─── Records ───

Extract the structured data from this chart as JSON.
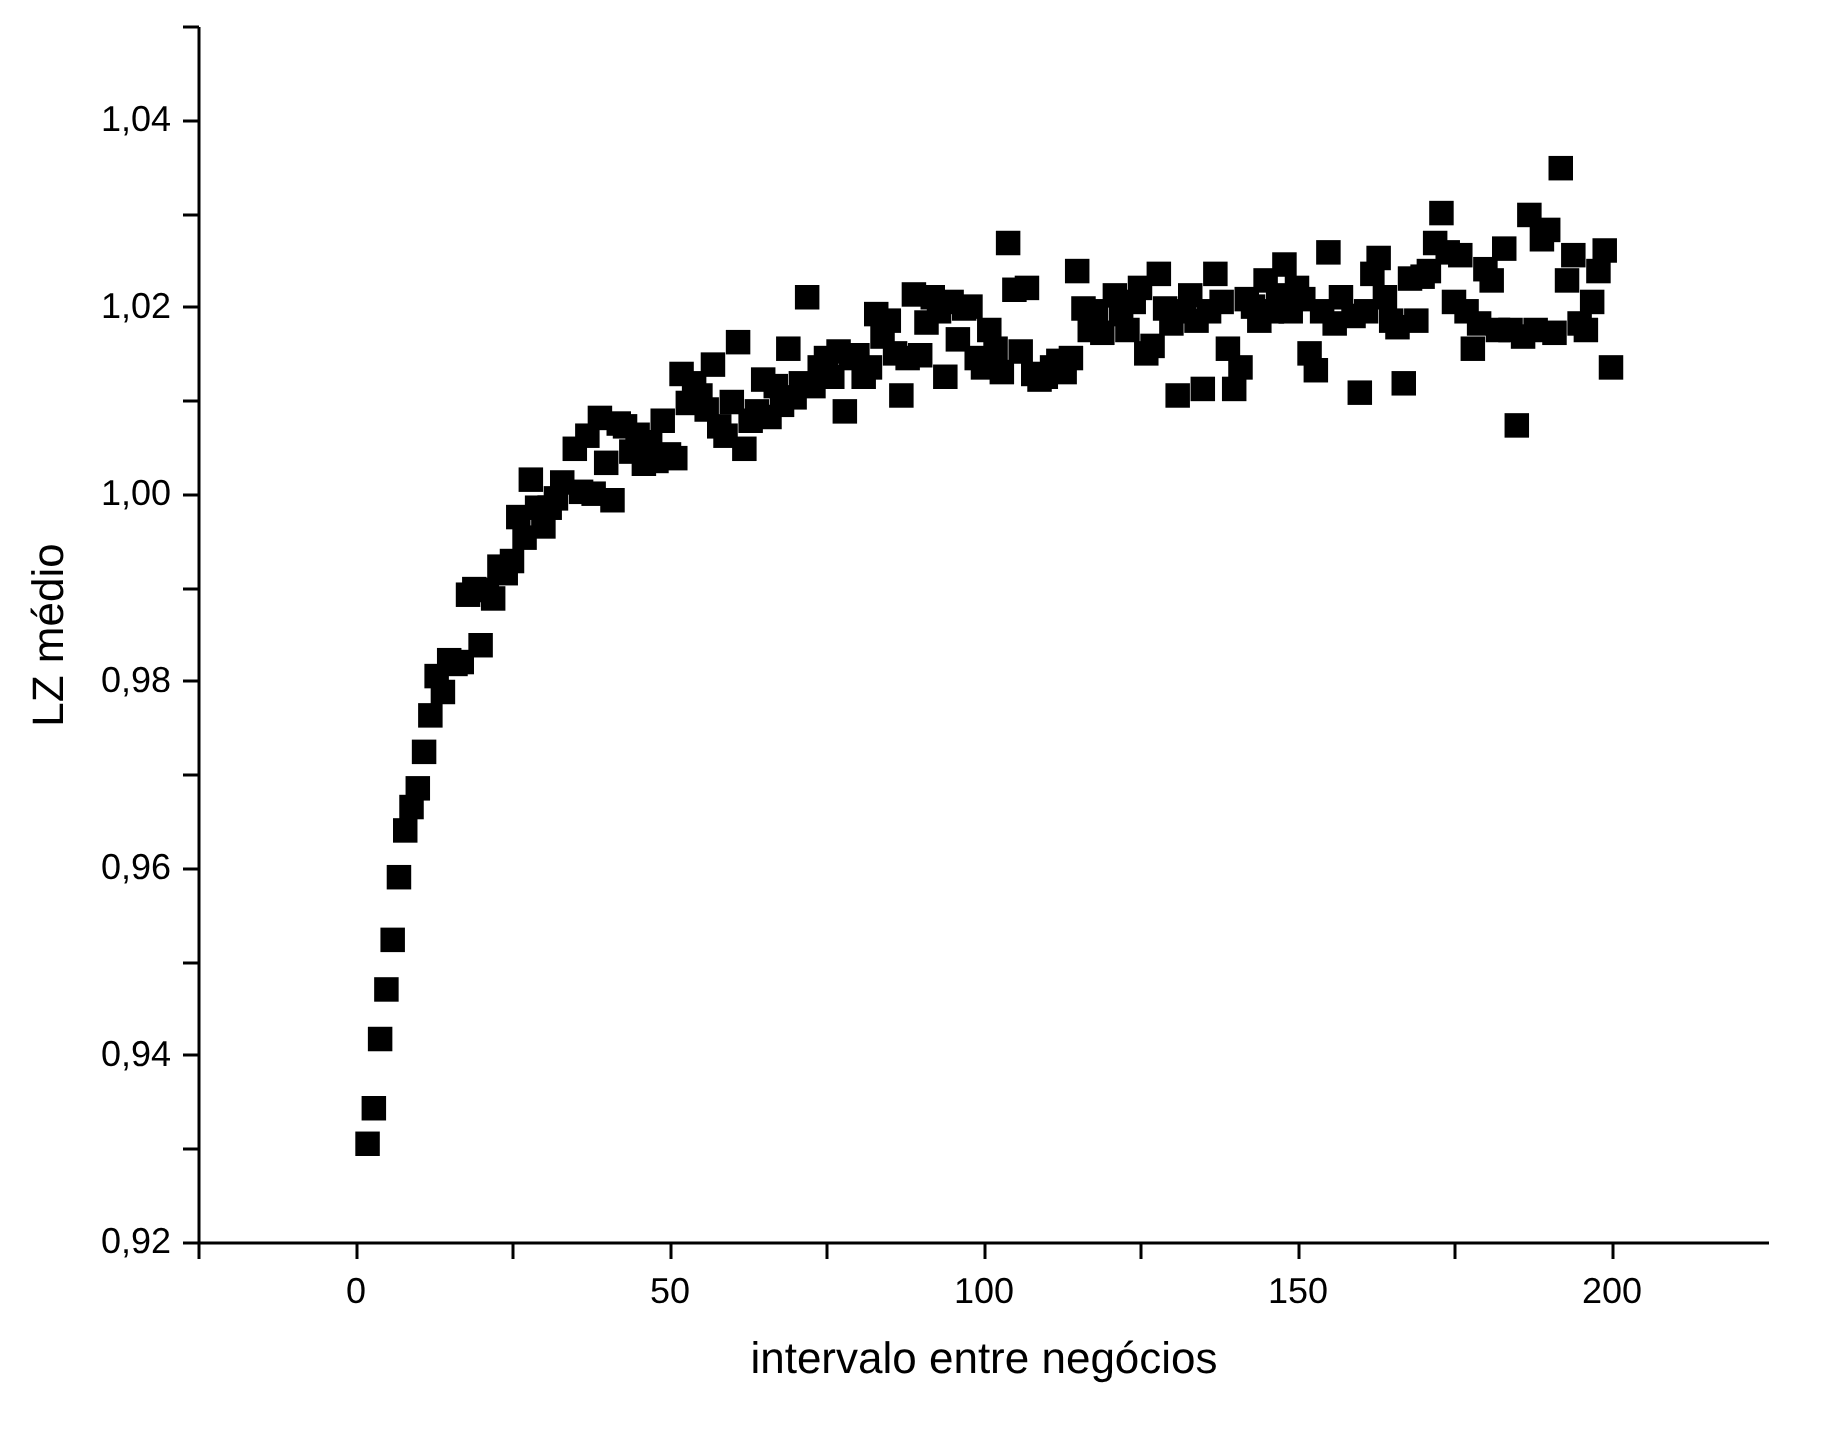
{
  "chart_data": {
    "type": "scatter",
    "xlabel": "intervalo entre negócios",
    "ylabel": "LZ médio",
    "marker": "square",
    "grid": false,
    "legend": false,
    "xlim": [
      -25,
      225
    ],
    "xticks": [
      {
        "value": -25,
        "label": null
      },
      {
        "value": 0,
        "label": "0"
      },
      {
        "value": 25,
        "label": null
      },
      {
        "value": 50,
        "label": "50"
      },
      {
        "value": 75,
        "label": null
      },
      {
        "value": 100,
        "label": "100"
      },
      {
        "value": 125,
        "label": null
      },
      {
        "value": 150,
        "label": "150"
      },
      {
        "value": 175,
        "label": null
      },
      {
        "value": 200,
        "label": "200"
      }
    ],
    "ylim": [
      0.92,
      1.05
    ],
    "yticks": [
      {
        "value": 0.92,
        "label": "0,92"
      },
      {
        "value": 0.93,
        "label": null
      },
      {
        "value": 0.94,
        "label": "0,94"
      },
      {
        "value": 0.95,
        "label": null
      },
      {
        "value": 0.96,
        "label": "0,96"
      },
      {
        "value": 0.97,
        "label": null
      },
      {
        "value": 0.98,
        "label": "0,98"
      },
      {
        "value": 0.99,
        "label": null
      },
      {
        "value": 1.0,
        "label": "1,00"
      },
      {
        "value": 1.01,
        "label": null
      },
      {
        "value": 1.02,
        "label": "1,02"
      },
      {
        "value": 1.03,
        "label": null
      },
      {
        "value": 1.04,
        "label": "1,04"
      },
      {
        "value": 1.05,
        "label": null
      }
    ],
    "series": [
      {
        "color": "#000000",
        "x": [
          2,
          3,
          4,
          5,
          6,
          7,
          8,
          9,
          10,
          11,
          12,
          13,
          14,
          15,
          16,
          17,
          18,
          19,
          20,
          21,
          22,
          23,
          24,
          25,
          26,
          27,
          28,
          29,
          30,
          31,
          32,
          33,
          35,
          36,
          37,
          38,
          39,
          40,
          41,
          42,
          43,
          44,
          45,
          46,
          47,
          48,
          49,
          50,
          51,
          52,
          53,
          54,
          55,
          56,
          57,
          58,
          59,
          60,
          61,
          62,
          63,
          64,
          65,
          66,
          67,
          68,
          69,
          70,
          71,
          72,
          73,
          74,
          75,
          76,
          77,
          78,
          79,
          80,
          81,
          82,
          83,
          84,
          85,
          86,
          87,
          88,
          89,
          90,
          91,
          92,
          93,
          94,
          95,
          96,
          97,
          98,
          99,
          100,
          101,
          102,
          103,
          104,
          105,
          106,
          107,
          108,
          109,
          110,
          111,
          112,
          113,
          114,
          115,
          116,
          117,
          118,
          119,
          121,
          122,
          123,
          124,
          125,
          126,
          127,
          128,
          129,
          130,
          131,
          132,
          133,
          134,
          135,
          136,
          137,
          138,
          139,
          140,
          141,
          142,
          143,
          144,
          145,
          146,
          147,
          148,
          149,
          150,
          151,
          152,
          153,
          154,
          155,
          156,
          157,
          159,
          160,
          161,
          162,
          163,
          164,
          165,
          166,
          167,
          168,
          169,
          170,
          171,
          172,
          173,
          174,
          175,
          176,
          177,
          178,
          179,
          180,
          181,
          182,
          183,
          184,
          185,
          186,
          187,
          188,
          189,
          190,
          191,
          192,
          193,
          194,
          195,
          196,
          197,
          198,
          199,
          200
        ],
        "values": [
          0.9305,
          0.9343,
          0.9417,
          0.947,
          0.9523,
          0.959,
          0.964,
          0.9665,
          0.9685,
          0.9724,
          0.9763,
          0.9805,
          0.9788,
          0.9822,
          0.9818,
          0.982,
          0.9892,
          0.9898,
          0.9838,
          0.9897,
          0.9888,
          0.9922,
          0.9915,
          0.9928,
          0.9975,
          0.9953,
          1.0015,
          0.9985,
          0.9965,
          0.9985,
          0.9995,
          1.0012,
          1.0048,
          1.0002,
          1.0062,
          1.0,
          1.0081,
          1.0033,
          0.9993,
          1.0075,
          1.0072,
          1.0045,
          1.0063,
          1.0032,
          1.0055,
          1.0035,
          1.0078,
          1.0042,
          1.0038,
          1.0128,
          1.0097,
          1.0118,
          1.0105,
          1.009,
          1.0138,
          1.0072,
          1.0062,
          1.0098,
          1.0162,
          1.0048,
          1.0078,
          1.0088,
          1.0122,
          1.0082,
          1.0115,
          1.0095,
          1.0155,
          1.0103,
          1.0118,
          1.021,
          1.0115,
          1.0135,
          1.0145,
          1.0125,
          1.0152,
          1.0088,
          1.0145,
          1.0148,
          1.0125,
          1.0135,
          1.0192,
          1.0168,
          1.0185,
          1.015,
          1.0105,
          1.0145,
          1.0213,
          1.0148,
          1.0183,
          1.021,
          1.0195,
          1.0125,
          1.0205,
          1.0165,
          1.0198,
          1.02,
          1.0145,
          1.0135,
          1.0175,
          1.0155,
          1.013,
          1.0268,
          1.0218,
          1.0152,
          1.022,
          1.0128,
          1.0122,
          1.0125,
          1.0135,
          1.0142,
          1.013,
          1.0145,
          1.0238,
          1.0198,
          1.0175,
          1.0195,
          1.0172,
          1.0212,
          1.0192,
          1.0175,
          1.0205,
          1.022,
          1.015,
          1.0158,
          1.0235,
          1.0198,
          1.0182,
          1.0105,
          1.0195,
          1.0212,
          1.0185,
          1.0112,
          1.0195,
          1.0235,
          1.0205,
          1.0155,
          1.0112,
          1.0135,
          1.0208,
          1.02,
          1.0185,
          1.0228,
          1.0195,
          1.0212,
          1.0245,
          1.0195,
          1.022,
          1.0208,
          1.015,
          1.0132,
          1.0195,
          1.0258,
          1.0182,
          1.021,
          1.019,
          1.0108,
          1.0195,
          1.0235,
          1.0252,
          1.021,
          1.0185,
          1.0178,
          1.0118,
          1.023,
          1.0185,
          1.0232,
          1.0238,
          1.0268,
          1.03,
          1.0258,
          1.0205,
          1.0255,
          1.0195,
          1.0155,
          1.0182,
          1.024,
          1.0228,
          1.0175,
          1.0262,
          1.0175,
          1.0073,
          1.0168,
          1.0298,
          1.0175,
          1.0272,
          1.0282,
          1.0172,
          1.0348,
          1.0228,
          1.0255,
          1.0182,
          1.0175,
          1.0205,
          1.0238,
          1.026,
          1.0135
        ]
      }
    ]
  }
}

───

The exercise:
Omit every picture, then reproduce the rest of the listing exactly.

Expected output:
Extract the structured data from this chart as JSON.
{
  "chart_data": {
    "type": "scatter",
    "xlabel": "intervalo entre negócios",
    "ylabel": "LZ médio",
    "marker": "square",
    "grid": false,
    "legend": false,
    "xlim": [
      -25,
      225
    ],
    "xticks": [
      {
        "value": -25,
        "label": null
      },
      {
        "value": 0,
        "label": "0"
      },
      {
        "value": 25,
        "label": null
      },
      {
        "value": 50,
        "label": "50"
      },
      {
        "value": 75,
        "label": null
      },
      {
        "value": 100,
        "label": "100"
      },
      {
        "value": 125,
        "label": null
      },
      {
        "value": 150,
        "label": "150"
      },
      {
        "value": 175,
        "label": null
      },
      {
        "value": 200,
        "label": "200"
      }
    ],
    "ylim": [
      0.92,
      1.05
    ],
    "yticks": [
      {
        "value": 0.92,
        "label": "0,92"
      },
      {
        "value": 0.93,
        "label": null
      },
      {
        "value": 0.94,
        "label": "0,94"
      },
      {
        "value": 0.95,
        "label": null
      },
      {
        "value": 0.96,
        "label": "0,96"
      },
      {
        "value": 0.97,
        "label": null
      },
      {
        "value": 0.98,
        "label": "0,98"
      },
      {
        "value": 0.99,
        "label": null
      },
      {
        "value": 1.0,
        "label": "1,00"
      },
      {
        "value": 1.01,
        "label": null
      },
      {
        "value": 1.02,
        "label": "1,02"
      },
      {
        "value": 1.03,
        "label": null
      },
      {
        "value": 1.04,
        "label": "1,04"
      },
      {
        "value": 1.05,
        "label": null
      }
    ],
    "series": [
      {
        "color": "#000000",
        "x": [
          2,
          3,
          4,
          5,
          6,
          7,
          8,
          9,
          10,
          11,
          12,
          13,
          14,
          15,
          16,
          17,
          18,
          19,
          20,
          21,
          22,
          23,
          24,
          25,
          26,
          27,
          28,
          29,
          30,
          31,
          32,
          33,
          35,
          36,
          37,
          38,
          39,
          40,
          41,
          42,
          43,
          44,
          45,
          46,
          47,
          48,
          49,
          50,
          51,
          52,
          53,
          54,
          55,
          56,
          57,
          58,
          59,
          60,
          61,
          62,
          63,
          64,
          65,
          66,
          67,
          68,
          69,
          70,
          71,
          72,
          73,
          74,
          75,
          76,
          77,
          78,
          79,
          80,
          81,
          82,
          83,
          84,
          85,
          86,
          87,
          88,
          89,
          90,
          91,
          92,
          93,
          94,
          95,
          96,
          97,
          98,
          99,
          100,
          101,
          102,
          103,
          104,
          105,
          106,
          107,
          108,
          109,
          110,
          111,
          112,
          113,
          114,
          115,
          116,
          117,
          118,
          119,
          121,
          122,
          123,
          124,
          125,
          126,
          127,
          128,
          129,
          130,
          131,
          132,
          133,
          134,
          135,
          136,
          137,
          138,
          139,
          140,
          141,
          142,
          143,
          144,
          145,
          146,
          147,
          148,
          149,
          150,
          151,
          152,
          153,
          154,
          155,
          156,
          157,
          159,
          160,
          161,
          162,
          163,
          164,
          165,
          166,
          167,
          168,
          169,
          170,
          171,
          172,
          173,
          174,
          175,
          176,
          177,
          178,
          179,
          180,
          181,
          182,
          183,
          184,
          185,
          186,
          187,
          188,
          189,
          190,
          191,
          192,
          193,
          194,
          195,
          196,
          197,
          198,
          199,
          200
        ],
        "values": [
          0.9305,
          0.9343,
          0.9417,
          0.947,
          0.9523,
          0.959,
          0.964,
          0.9665,
          0.9685,
          0.9724,
          0.9763,
          0.9805,
          0.9788,
          0.9822,
          0.9818,
          0.982,
          0.9892,
          0.9898,
          0.9838,
          0.9897,
          0.9888,
          0.9922,
          0.9915,
          0.9928,
          0.9975,
          0.9953,
          1.0015,
          0.9985,
          0.9965,
          0.9985,
          0.9995,
          1.0012,
          1.0048,
          1.0002,
          1.0062,
          1.0,
          1.0081,
          1.0033,
          0.9993,
          1.0075,
          1.0072,
          1.0045,
          1.0063,
          1.0032,
          1.0055,
          1.0035,
          1.0078,
          1.0042,
          1.0038,
          1.0128,
          1.0097,
          1.0118,
          1.0105,
          1.009,
          1.0138,
          1.0072,
          1.0062,
          1.0098,
          1.0162,
          1.0048,
          1.0078,
          1.0088,
          1.0122,
          1.0082,
          1.0115,
          1.0095,
          1.0155,
          1.0103,
          1.0118,
          1.021,
          1.0115,
          1.0135,
          1.0145,
          1.0125,
          1.0152,
          1.0088,
          1.0145,
          1.0148,
          1.0125,
          1.0135,
          1.0192,
          1.0168,
          1.0185,
          1.015,
          1.0105,
          1.0145,
          1.0213,
          1.0148,
          1.0183,
          1.021,
          1.0195,
          1.0125,
          1.0205,
          1.0165,
          1.0198,
          1.02,
          1.0145,
          1.0135,
          1.0175,
          1.0155,
          1.013,
          1.0268,
          1.0218,
          1.0152,
          1.022,
          1.0128,
          1.0122,
          1.0125,
          1.0135,
          1.0142,
          1.013,
          1.0145,
          1.0238,
          1.0198,
          1.0175,
          1.0195,
          1.0172,
          1.0212,
          1.0192,
          1.0175,
          1.0205,
          1.022,
          1.015,
          1.0158,
          1.0235,
          1.0198,
          1.0182,
          1.0105,
          1.0195,
          1.0212,
          1.0185,
          1.0112,
          1.0195,
          1.0235,
          1.0205,
          1.0155,
          1.0112,
          1.0135,
          1.0208,
          1.02,
          1.0185,
          1.0228,
          1.0195,
          1.0212,
          1.0245,
          1.0195,
          1.022,
          1.0208,
          1.015,
          1.0132,
          1.0195,
          1.0258,
          1.0182,
          1.021,
          1.019,
          1.0108,
          1.0195,
          1.0235,
          1.0252,
          1.021,
          1.0185,
          1.0178,
          1.0118,
          1.023,
          1.0185,
          1.0232,
          1.0238,
          1.0268,
          1.03,
          1.0258,
          1.0205,
          1.0255,
          1.0195,
          1.0155,
          1.0182,
          1.024,
          1.0228,
          1.0175,
          1.0262,
          1.0175,
          1.0073,
          1.0168,
          1.0298,
          1.0175,
          1.0272,
          1.0282,
          1.0172,
          1.0348,
          1.0228,
          1.0255,
          1.0182,
          1.0175,
          1.0205,
          1.0238,
          1.026,
          1.0135
        ]
      }
    ]
  }
}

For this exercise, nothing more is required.